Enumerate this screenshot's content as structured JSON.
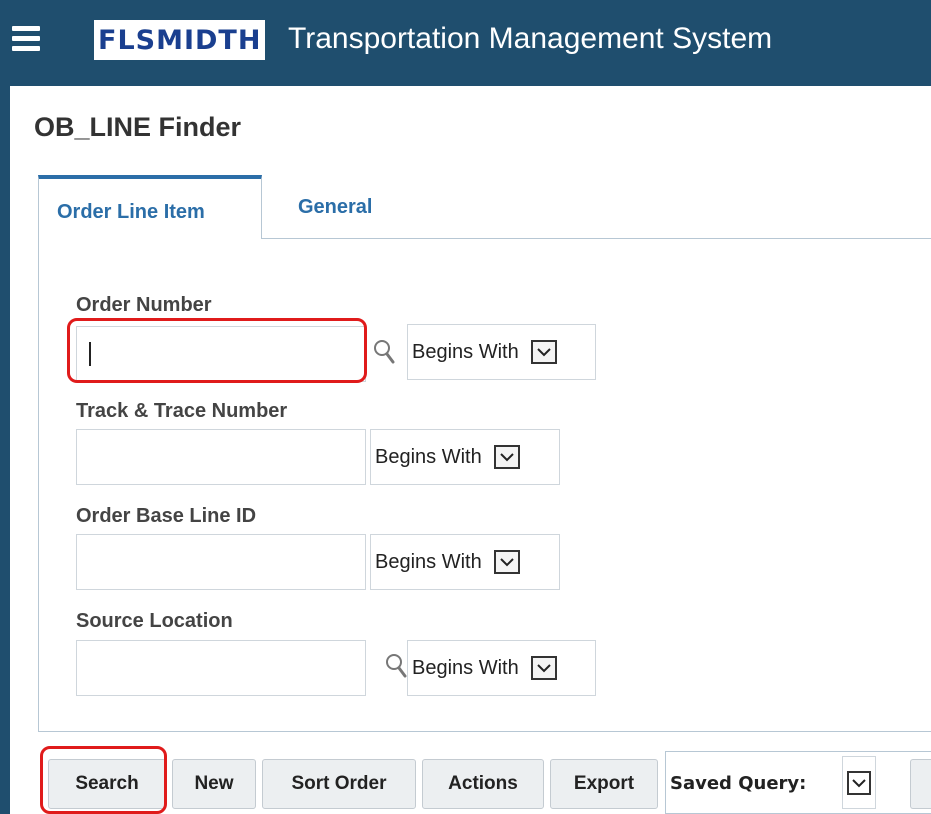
{
  "header": {
    "logo_text": "FLSMIDTH",
    "title": "Transportation Management System",
    "menu_icon": "hamburger-menu-icon",
    "background_color": "#1f4e6e"
  },
  "page": {
    "title": "OB_LINE Finder"
  },
  "tabs": [
    {
      "label": "Order Line Item",
      "active": true
    },
    {
      "label": "General",
      "active": false
    }
  ],
  "form": {
    "fields": [
      {
        "label": "Order Number",
        "value": "",
        "operator": "Begins With",
        "has_lookup": true,
        "focused": true
      },
      {
        "label": "Track & Trace Number",
        "value": "",
        "operator": "Begins With",
        "has_lookup": false
      },
      {
        "label": "Order Base Line ID",
        "value": "",
        "operator": "Begins With",
        "has_lookup": false
      },
      {
        "label": "Source Location",
        "value": "",
        "operator": "Begins With",
        "has_lookup": true
      }
    ]
  },
  "toolbar": {
    "search_label": "Search",
    "new_label": "New",
    "sort_order_label": "Sort Order",
    "actions_label": "Actions",
    "export_label": "Export",
    "saved_query_label": "Saved Query:"
  },
  "colors": {
    "accent": "#2b6ea8",
    "highlight": "#e01b1b"
  }
}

What the task asks:
Give the count of lines in the listing that hold the word "Number", with no other text.

Exercise response:
2